### Goal
Find all the lines with "lame" and gather them.

[Recorded data]
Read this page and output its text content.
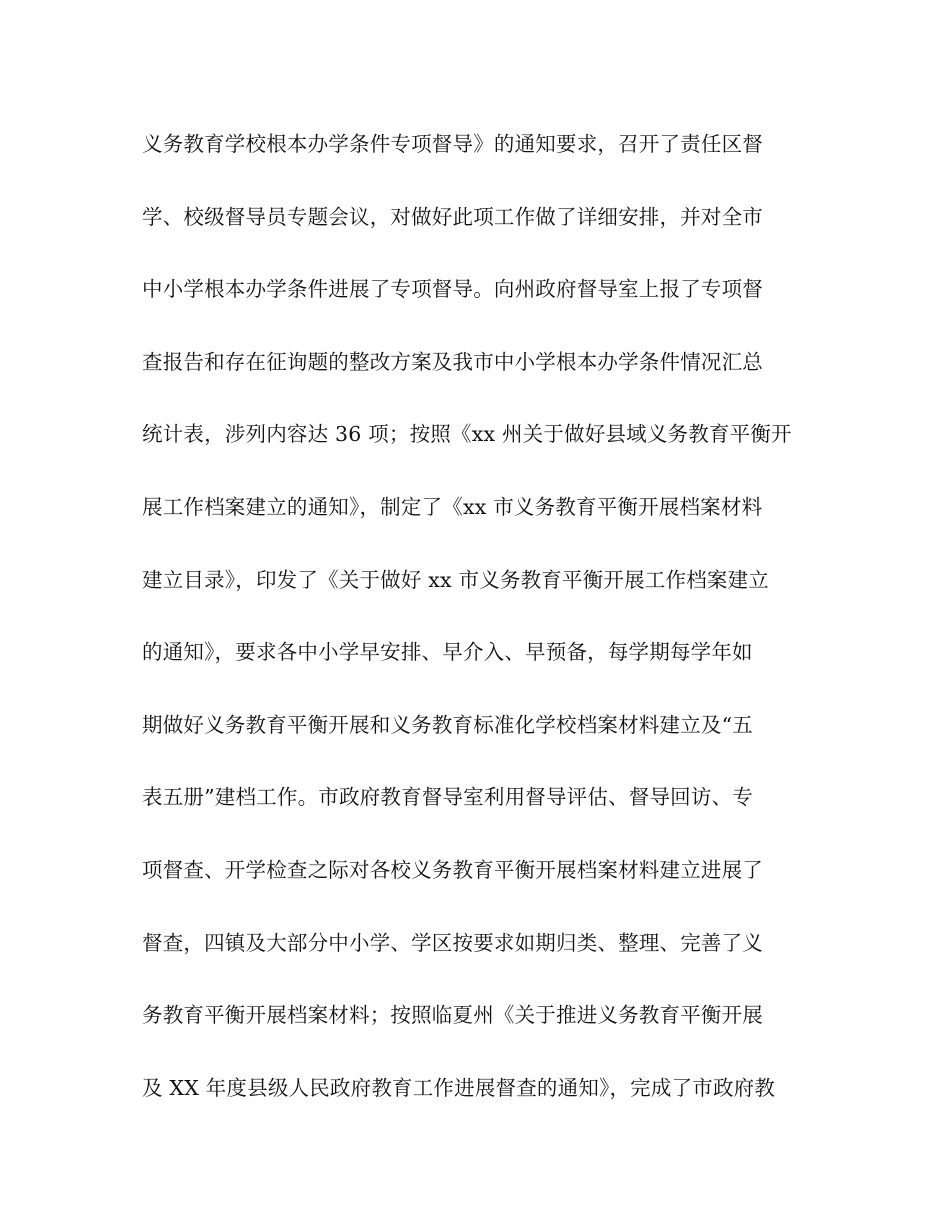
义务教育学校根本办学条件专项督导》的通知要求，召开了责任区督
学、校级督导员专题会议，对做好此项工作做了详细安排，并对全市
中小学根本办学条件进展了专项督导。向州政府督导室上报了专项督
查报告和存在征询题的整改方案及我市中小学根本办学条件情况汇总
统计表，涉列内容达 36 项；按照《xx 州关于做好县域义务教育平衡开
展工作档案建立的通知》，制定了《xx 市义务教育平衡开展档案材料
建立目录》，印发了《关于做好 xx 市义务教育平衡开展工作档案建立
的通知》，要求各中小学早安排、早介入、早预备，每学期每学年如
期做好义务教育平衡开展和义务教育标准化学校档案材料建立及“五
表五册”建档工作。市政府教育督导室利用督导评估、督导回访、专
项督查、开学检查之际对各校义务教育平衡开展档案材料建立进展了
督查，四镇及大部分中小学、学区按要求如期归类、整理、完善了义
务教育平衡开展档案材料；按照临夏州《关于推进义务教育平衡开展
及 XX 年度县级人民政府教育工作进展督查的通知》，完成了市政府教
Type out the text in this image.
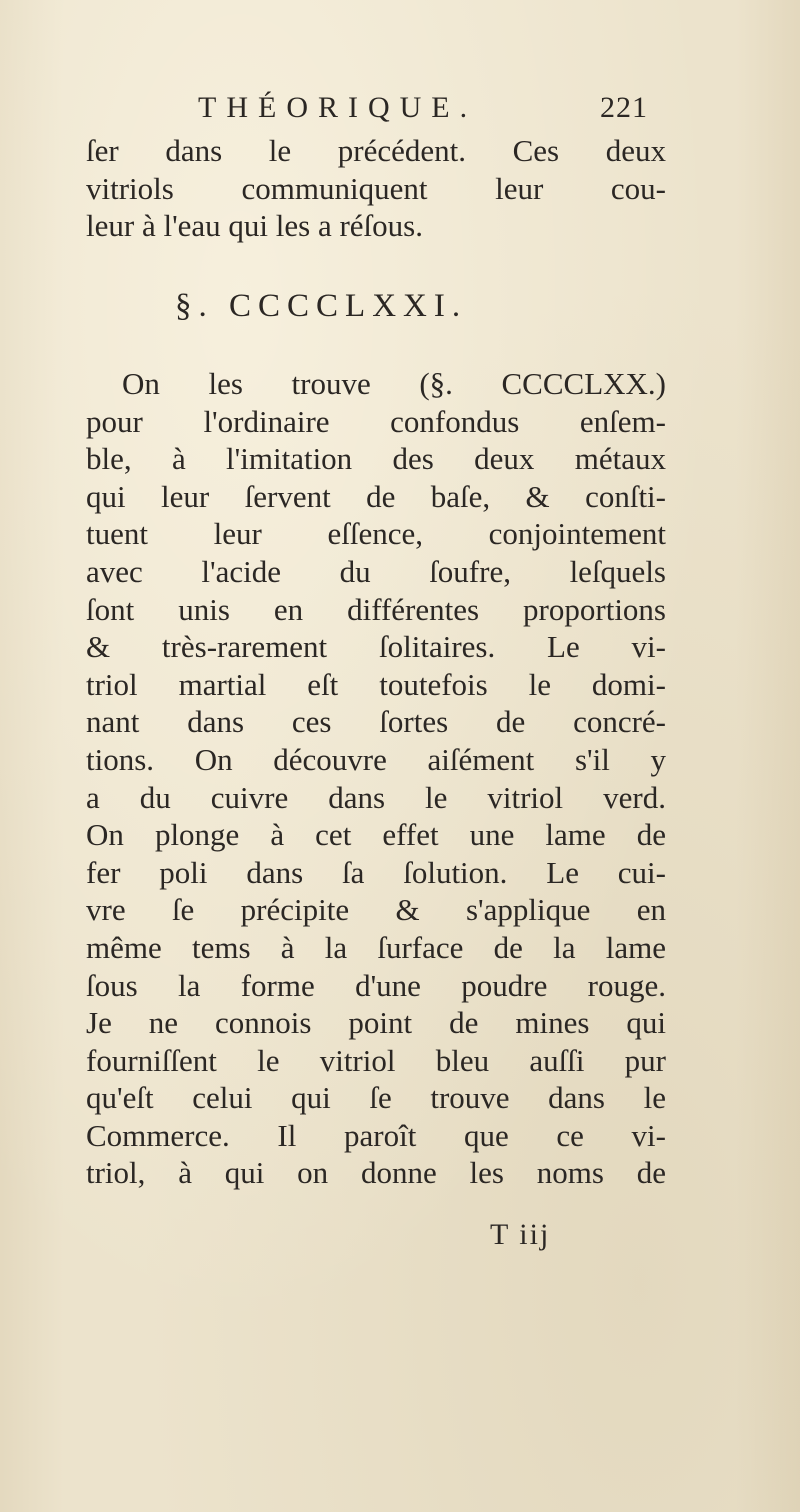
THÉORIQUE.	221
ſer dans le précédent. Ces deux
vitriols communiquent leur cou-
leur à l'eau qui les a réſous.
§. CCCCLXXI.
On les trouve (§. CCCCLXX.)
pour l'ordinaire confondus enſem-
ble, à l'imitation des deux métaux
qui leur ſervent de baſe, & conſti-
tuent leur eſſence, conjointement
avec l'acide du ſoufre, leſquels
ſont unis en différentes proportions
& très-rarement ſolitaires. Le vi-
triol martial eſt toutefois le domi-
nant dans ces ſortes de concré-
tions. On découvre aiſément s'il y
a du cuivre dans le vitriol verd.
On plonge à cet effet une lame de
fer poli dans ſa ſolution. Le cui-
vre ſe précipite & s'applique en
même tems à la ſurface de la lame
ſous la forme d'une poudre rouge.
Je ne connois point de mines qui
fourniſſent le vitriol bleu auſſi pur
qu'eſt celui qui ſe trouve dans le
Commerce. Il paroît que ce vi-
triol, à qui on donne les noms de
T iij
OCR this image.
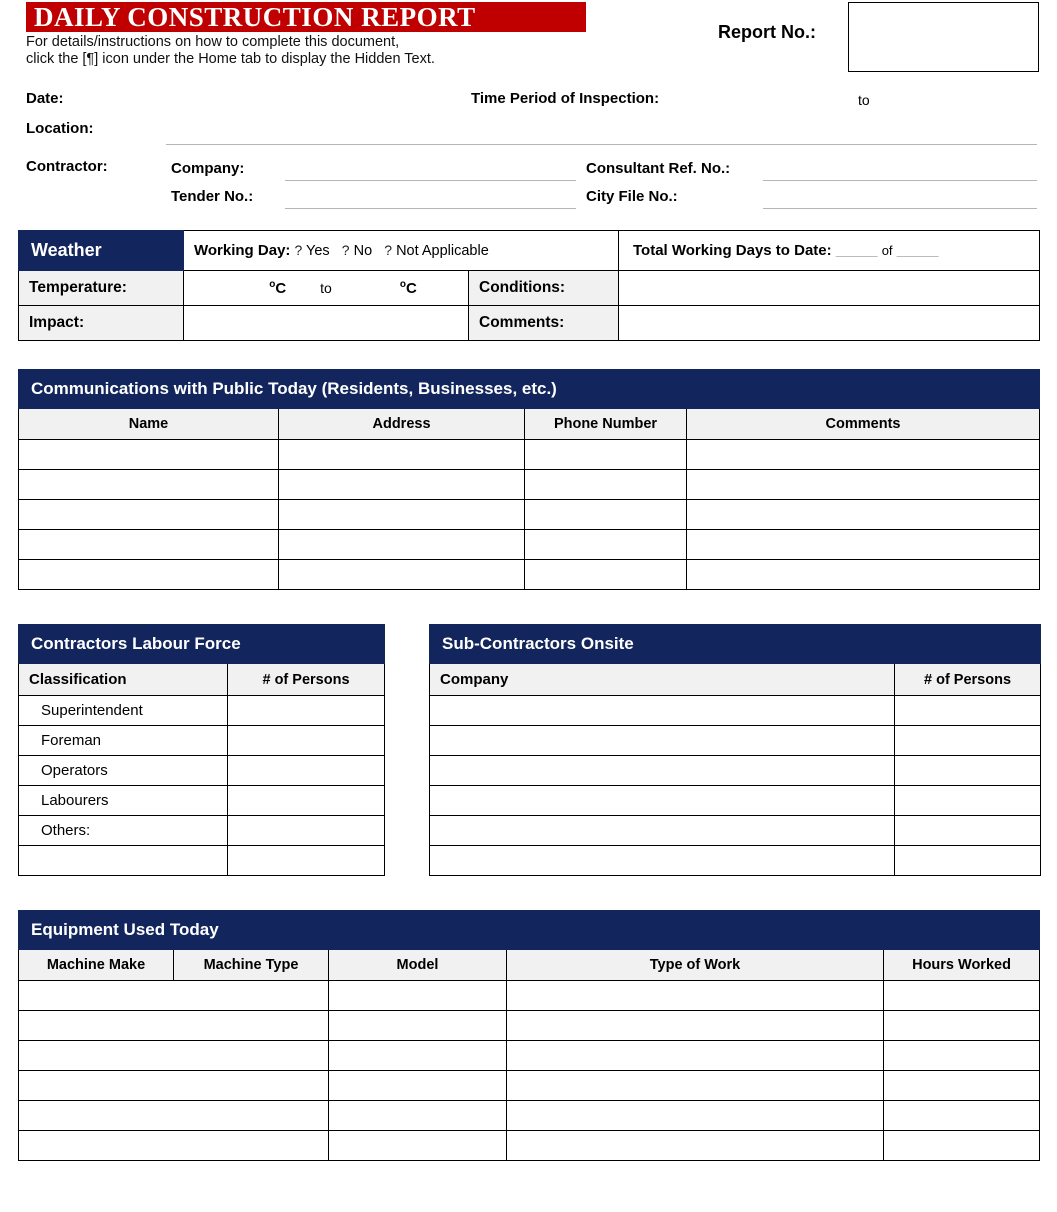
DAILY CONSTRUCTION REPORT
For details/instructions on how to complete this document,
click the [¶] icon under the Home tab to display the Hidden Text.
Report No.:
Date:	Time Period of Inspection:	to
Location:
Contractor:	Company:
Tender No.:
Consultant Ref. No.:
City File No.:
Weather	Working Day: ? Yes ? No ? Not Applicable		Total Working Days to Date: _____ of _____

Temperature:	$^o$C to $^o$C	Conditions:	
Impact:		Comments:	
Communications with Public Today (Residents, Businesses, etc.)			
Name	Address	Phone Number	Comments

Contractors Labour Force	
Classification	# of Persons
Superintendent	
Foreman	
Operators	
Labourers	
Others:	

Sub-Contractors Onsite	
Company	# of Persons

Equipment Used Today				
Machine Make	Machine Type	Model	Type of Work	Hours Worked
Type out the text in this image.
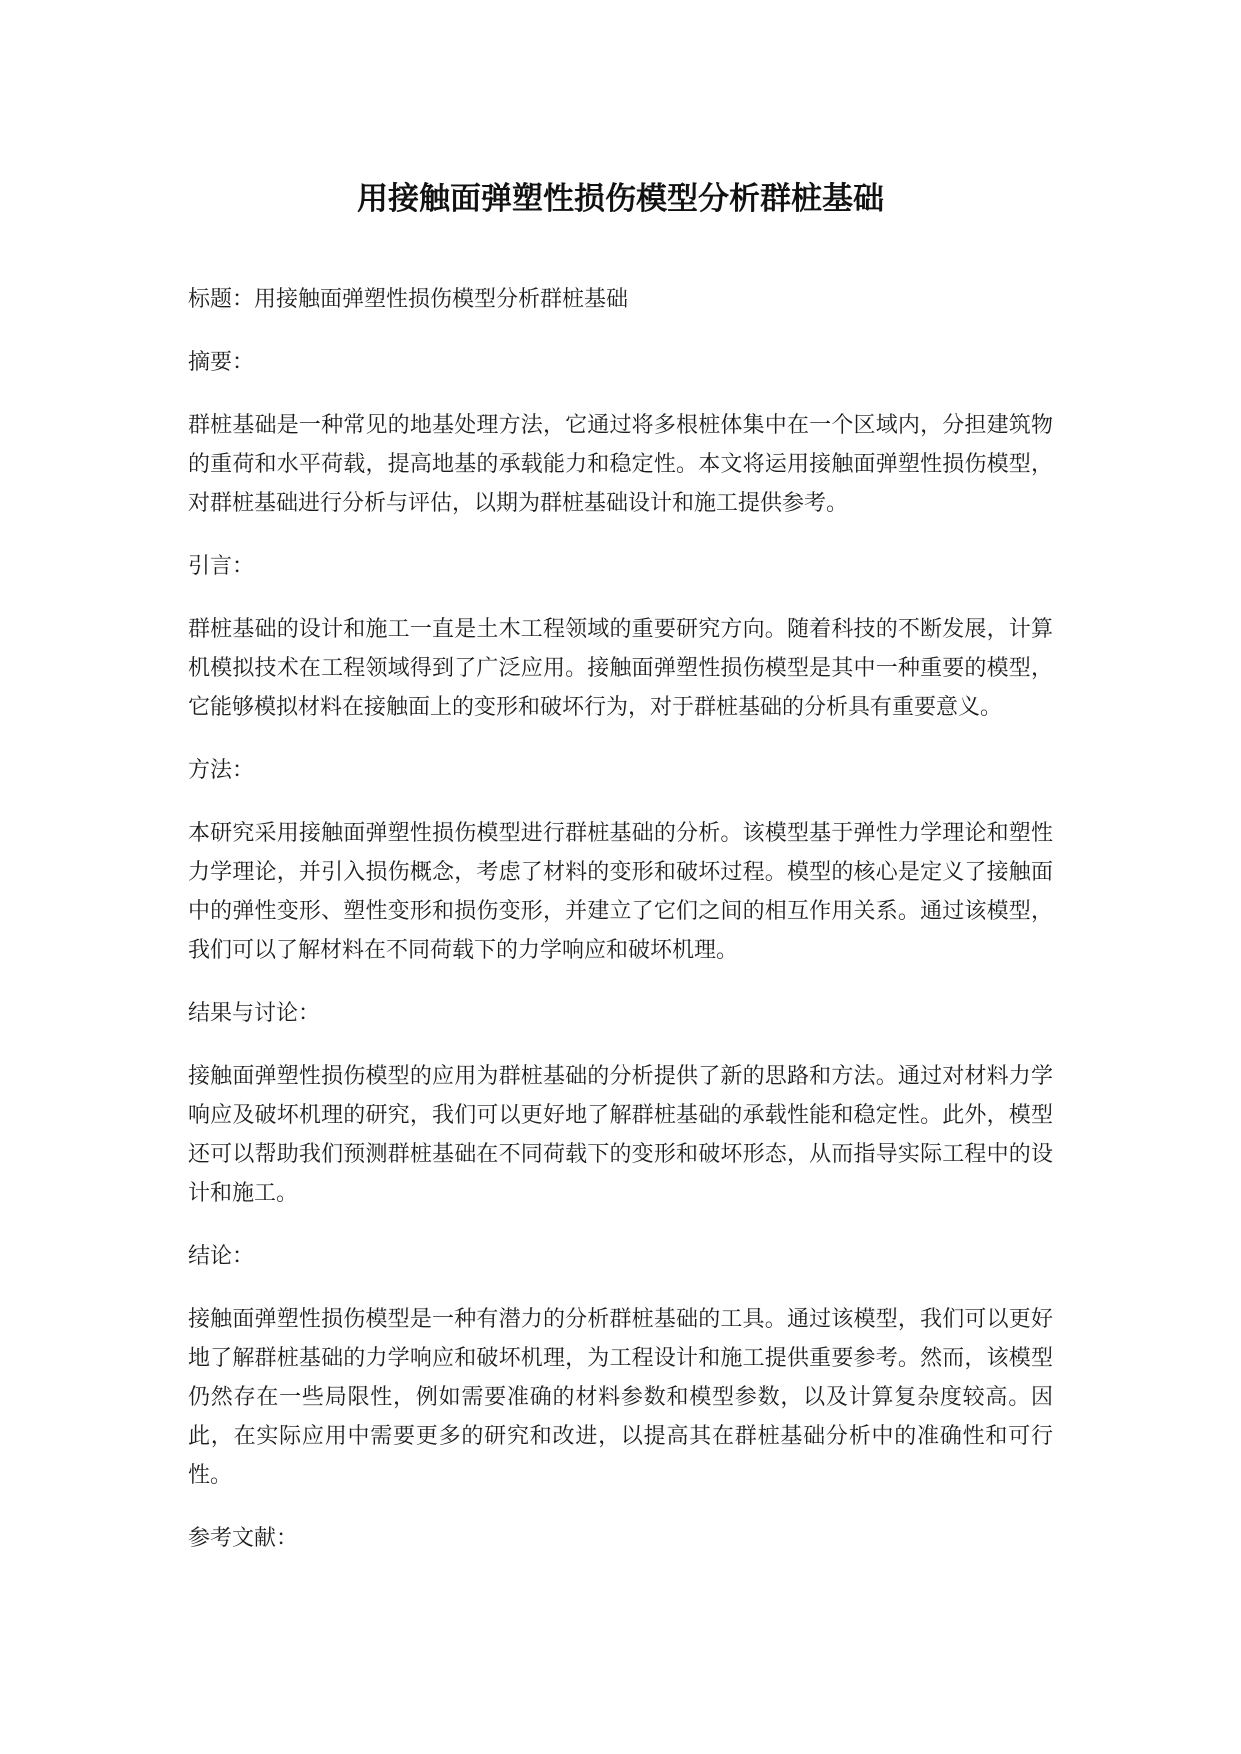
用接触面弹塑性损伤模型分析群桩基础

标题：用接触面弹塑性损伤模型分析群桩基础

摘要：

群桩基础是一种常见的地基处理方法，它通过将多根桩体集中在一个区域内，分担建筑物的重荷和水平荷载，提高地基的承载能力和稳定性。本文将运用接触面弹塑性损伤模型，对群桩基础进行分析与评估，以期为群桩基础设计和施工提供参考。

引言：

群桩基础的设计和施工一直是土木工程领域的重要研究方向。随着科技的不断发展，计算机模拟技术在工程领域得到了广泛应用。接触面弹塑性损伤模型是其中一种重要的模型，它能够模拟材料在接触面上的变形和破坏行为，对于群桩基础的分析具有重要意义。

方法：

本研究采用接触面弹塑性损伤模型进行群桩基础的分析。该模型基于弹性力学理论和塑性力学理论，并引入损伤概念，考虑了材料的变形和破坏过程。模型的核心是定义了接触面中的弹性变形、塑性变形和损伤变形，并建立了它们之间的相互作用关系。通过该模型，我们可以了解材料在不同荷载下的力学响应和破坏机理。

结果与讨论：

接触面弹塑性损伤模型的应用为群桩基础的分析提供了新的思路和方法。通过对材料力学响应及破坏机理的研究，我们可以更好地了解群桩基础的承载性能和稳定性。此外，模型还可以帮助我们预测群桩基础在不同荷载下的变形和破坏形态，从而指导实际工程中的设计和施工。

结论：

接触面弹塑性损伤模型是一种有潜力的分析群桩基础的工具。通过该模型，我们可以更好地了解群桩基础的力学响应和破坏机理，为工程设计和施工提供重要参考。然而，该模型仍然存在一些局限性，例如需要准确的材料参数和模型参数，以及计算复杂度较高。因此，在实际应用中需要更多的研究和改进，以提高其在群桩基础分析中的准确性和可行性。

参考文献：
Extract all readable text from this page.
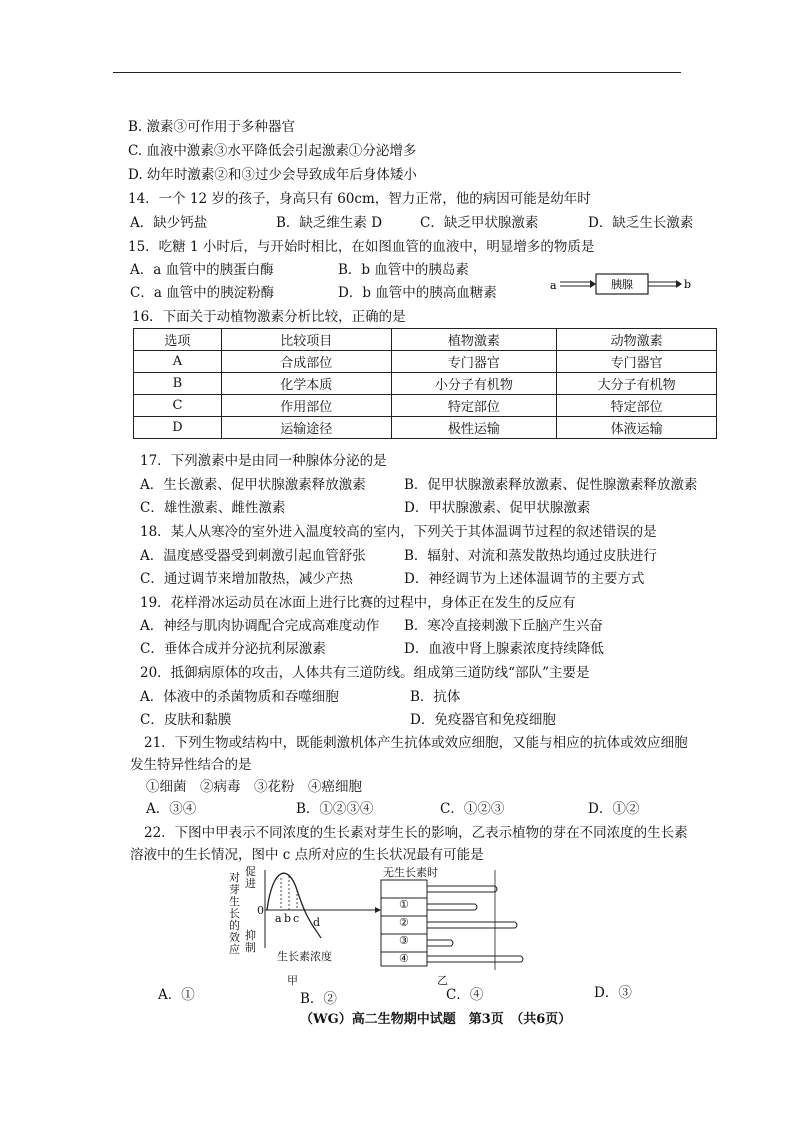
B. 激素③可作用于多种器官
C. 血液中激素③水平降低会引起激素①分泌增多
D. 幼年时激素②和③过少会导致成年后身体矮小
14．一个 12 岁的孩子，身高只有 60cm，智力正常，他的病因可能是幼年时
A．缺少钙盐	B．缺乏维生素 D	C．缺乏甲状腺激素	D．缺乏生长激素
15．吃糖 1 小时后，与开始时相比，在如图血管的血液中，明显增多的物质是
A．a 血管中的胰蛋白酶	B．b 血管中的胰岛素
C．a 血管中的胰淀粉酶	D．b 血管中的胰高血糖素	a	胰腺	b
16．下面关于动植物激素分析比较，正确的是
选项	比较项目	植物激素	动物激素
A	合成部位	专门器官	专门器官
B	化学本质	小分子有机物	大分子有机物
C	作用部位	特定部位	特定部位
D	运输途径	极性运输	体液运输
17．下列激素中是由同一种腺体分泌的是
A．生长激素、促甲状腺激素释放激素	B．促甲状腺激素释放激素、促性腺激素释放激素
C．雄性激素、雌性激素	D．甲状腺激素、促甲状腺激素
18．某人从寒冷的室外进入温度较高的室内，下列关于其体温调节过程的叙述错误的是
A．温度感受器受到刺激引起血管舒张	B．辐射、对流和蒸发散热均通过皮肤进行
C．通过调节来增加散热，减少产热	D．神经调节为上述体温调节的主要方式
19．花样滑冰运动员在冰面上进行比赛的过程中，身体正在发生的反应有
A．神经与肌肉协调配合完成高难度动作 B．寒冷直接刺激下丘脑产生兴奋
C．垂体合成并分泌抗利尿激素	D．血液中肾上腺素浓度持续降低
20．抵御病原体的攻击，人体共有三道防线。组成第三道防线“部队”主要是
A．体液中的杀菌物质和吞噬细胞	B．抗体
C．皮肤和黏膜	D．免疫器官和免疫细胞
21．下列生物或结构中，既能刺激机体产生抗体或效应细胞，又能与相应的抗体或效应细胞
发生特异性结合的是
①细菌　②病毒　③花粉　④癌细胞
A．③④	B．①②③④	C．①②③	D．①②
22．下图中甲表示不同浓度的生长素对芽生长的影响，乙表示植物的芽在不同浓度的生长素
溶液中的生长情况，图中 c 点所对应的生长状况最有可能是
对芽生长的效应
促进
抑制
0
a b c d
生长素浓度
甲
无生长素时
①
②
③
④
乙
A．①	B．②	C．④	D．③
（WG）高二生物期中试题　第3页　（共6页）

### Answer to the problem
On plonge à cet effet une lame de
même tems à la ſurface de la lame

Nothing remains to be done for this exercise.